EXERCISE BRIEF ->
Repeat the whole listing exactly as written.

ENTRIES PROVIDED ->
━━━━━━━━

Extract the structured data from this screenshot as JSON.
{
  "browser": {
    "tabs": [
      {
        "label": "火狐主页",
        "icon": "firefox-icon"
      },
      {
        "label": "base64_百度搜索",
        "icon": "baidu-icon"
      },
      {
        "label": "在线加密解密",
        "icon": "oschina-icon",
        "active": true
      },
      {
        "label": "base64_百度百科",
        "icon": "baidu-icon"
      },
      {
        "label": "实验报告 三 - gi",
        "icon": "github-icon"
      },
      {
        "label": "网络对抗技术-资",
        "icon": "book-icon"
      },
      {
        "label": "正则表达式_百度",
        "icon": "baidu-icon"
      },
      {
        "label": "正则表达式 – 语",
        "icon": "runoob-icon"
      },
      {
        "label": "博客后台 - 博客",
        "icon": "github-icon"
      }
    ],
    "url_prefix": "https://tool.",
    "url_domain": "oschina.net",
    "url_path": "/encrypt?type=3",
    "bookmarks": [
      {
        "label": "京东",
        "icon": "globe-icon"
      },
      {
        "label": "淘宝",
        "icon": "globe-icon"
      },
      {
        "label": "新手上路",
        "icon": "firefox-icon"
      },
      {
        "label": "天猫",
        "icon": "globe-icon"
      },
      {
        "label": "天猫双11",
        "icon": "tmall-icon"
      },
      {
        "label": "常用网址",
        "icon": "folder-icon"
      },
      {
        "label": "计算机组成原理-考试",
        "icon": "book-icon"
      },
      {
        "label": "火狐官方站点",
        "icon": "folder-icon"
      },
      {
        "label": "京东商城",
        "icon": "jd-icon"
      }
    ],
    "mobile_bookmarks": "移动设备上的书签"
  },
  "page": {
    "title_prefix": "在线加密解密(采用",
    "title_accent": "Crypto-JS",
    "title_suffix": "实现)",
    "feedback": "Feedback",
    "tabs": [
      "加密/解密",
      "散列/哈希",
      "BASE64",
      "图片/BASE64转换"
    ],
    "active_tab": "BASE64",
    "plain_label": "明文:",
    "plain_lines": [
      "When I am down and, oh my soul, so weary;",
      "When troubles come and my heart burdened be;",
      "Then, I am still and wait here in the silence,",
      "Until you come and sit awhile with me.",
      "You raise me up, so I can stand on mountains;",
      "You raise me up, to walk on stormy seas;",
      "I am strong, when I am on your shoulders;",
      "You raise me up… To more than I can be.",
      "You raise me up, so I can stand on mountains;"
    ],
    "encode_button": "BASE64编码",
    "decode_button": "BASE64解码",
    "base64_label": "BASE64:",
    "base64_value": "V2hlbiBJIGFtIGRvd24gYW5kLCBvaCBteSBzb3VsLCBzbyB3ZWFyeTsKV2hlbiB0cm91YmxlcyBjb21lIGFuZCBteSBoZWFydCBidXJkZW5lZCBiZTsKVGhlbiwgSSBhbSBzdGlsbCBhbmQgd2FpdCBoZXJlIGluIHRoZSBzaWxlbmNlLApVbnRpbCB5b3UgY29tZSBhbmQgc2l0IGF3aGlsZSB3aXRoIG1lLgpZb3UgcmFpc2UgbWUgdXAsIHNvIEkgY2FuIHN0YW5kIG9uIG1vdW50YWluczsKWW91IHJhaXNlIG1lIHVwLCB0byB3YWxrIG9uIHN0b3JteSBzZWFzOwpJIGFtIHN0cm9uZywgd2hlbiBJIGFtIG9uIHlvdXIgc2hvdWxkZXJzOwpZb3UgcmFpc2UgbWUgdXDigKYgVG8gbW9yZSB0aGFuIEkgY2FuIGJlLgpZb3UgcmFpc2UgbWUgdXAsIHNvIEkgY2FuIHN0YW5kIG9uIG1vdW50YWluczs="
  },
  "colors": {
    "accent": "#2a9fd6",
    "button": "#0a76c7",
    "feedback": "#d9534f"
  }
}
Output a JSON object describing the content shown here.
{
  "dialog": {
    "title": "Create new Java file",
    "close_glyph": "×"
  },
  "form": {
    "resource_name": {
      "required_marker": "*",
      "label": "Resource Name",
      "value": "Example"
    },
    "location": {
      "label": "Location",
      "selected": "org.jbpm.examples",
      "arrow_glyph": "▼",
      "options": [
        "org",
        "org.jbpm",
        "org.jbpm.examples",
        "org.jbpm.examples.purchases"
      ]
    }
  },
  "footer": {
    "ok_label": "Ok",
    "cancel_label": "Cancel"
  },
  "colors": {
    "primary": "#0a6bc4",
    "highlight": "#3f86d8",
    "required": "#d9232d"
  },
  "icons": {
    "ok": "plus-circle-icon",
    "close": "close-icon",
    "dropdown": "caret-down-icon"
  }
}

━━━━━━━━

COMPLETED EXERCISE ->
Extract the structured data from this screenshot as JSON.
{
  "browser": {
    "tabs": [
      {
        "label": "火狐主页",
        "icon": "firefox-icon"
      },
      {
        "label": "base64_百度搜索",
        "icon": "baidu-icon"
      },
      {
        "label": "在线加密解密",
        "icon": "oschina-icon",
        "active": true
      },
      {
        "label": "base64_百度百科",
        "icon": "baidu-icon"
      },
      {
        "label": "实验报告 三 - gi",
        "icon": "github-icon"
      },
      {
        "label": "网络对抗技术-资",
        "icon": "book-icon"
      },
      {
        "label": "正则表达式_百度",
        "icon": "baidu-icon"
      },
      {
        "label": "正则表达式 – 语",
        "icon": "runoob-icon"
      },
      {
        "label": "博客后台 - 博客",
        "icon": "github-icon"
      }
    ],
    "url_prefix": "https://tool.",
    "url_domain": "oschina.net",
    "url_path": "/encrypt?type=3",
    "bookmarks": [
      {
        "label": "京东",
        "icon": "globe-icon"
      },
      {
        "label": "淘宝",
        "icon": "globe-icon"
      },
      {
        "label": "新手上路",
        "icon": "firefox-icon"
      },
      {
        "label": "天猫",
        "icon": "globe-icon"
      },
      {
        "label": "天猫双11",
        "icon": "tmall-icon"
      },
      {
        "label": "常用网址",
        "icon": "folder-icon"
      },
      {
        "label": "计算机组成原理-考试",
        "icon": "book-icon"
      },
      {
        "label": "火狐官方站点",
        "icon": "folder-icon"
      },
      {
        "label": "京东商城",
        "icon": "jd-icon"
      }
    ],
    "mobile_bookmarks": "移动设备上的书签"
  },
  "page": {
    "title_prefix": "在线加密解密(采用",
    "title_accent": "Crypto-JS",
    "title_suffix": "实现)",
    "feedback": "Feedback",
    "tabs": [
      "加密/解密",
      "散列/哈希",
      "BASE64",
      "图片/BASE64转换"
    ],
    "active_tab": "BASE64",
    "plain_label": "明文:",
    "plain_lines": [
      "When I am down and, oh my soul, so weary;",
      "When troubles come and my heart burdened be;",
      "Then, I am still and wait here in the silence,",
      "Until you come and sit awhile with me.",
      "You raise me up, so I can stand on mountains;",
      "You raise me up, to walk on stormy seas;",
      "I am strong, when I am on your shoulders;",
      "You raise me up… To more than I can be.",
      "You raise me up, so I can stand on mountains;"
    ],
    "encode_button": "BASE64编码",
    "decode_button": "BASE64解码",
    "base64_label": "BASE64:",
    "base64_value": "V2hlbiBJIGFtIGRvd24gYW5kLCBvaCBteSBzb3VsLCBzbyB3ZWFyeTsKV2hlbiB0cm91YmxlcyBjb21lIGFuZCBteSBoZWFydCBidXJkZW5lZCBiZTsKVGhlbiwgSSBhbSBzdGlsbCBhbmQgd2FpdCBoZXJlIGluIHRoZSBzaWxlbmNlLApVbnRpbCB5b3UgY29tZSBhbmQgc2l0IGF3aGlsZSB3aXRoIG1lLgpZb3UgcmFpc2UgbWUgdXAsIHNvIEkgY2FuIHN0YW5kIG9uIG1vdW50YWluczsKWW91IHJhaXNlIG1lIHVwLCB0byB3YWxrIG9uIHN0b3JteSBzZWFzOwpJIGFtIHN0cm9uZywgd2hlbiBJIGFtIG9uIHlvdXIgc2hvdWxkZXJzOwpZb3UgcmFpc2UgbWUgdXDigKYgVG8gbW9yZSB0aGFuIEkgY2FuIGJlLgpZb3UgcmFpc2UgbWUgdXAsIHNvIEkgY2FuIHN0YW5kIG9uIG1vdW50YWluczs="
  },
  "colors": {
    "accent": "#2a9fd6",
    "button": "#0a76c7",
    "feedback": "#d9534f"
  }
}
Output a JSON object describing the content shown here.
{
  "dialog": {
    "title": "Create new Java file",
    "close_glyph": "×"
  },
  "form": {
    "resource_name": {
      "required_marker": "*",
      "label": "Resource Name",
      "value": "Example"
    },
    "location": {
      "label": "Location",
      "selected": "org.jbpm.examples",
      "arrow_glyph": "▼",
      "options": [
        "org",
        "org.jbpm",
        "org.jbpm.examples",
        "org.jbpm.examples.purchases"
      ]
    }
  },
  "footer": {
    "ok_label": "Ok",
    "cancel_label": "Cancel"
  },
  "colors": {
    "primary": "#0a6bc4",
    "highlight": "#3f86d8",
    "required": "#d9232d"
  },
  "icons": {
    "ok": "plus-circle-icon",
    "close": "close-icon",
    "dropdown": "caret-down-icon"
  }
}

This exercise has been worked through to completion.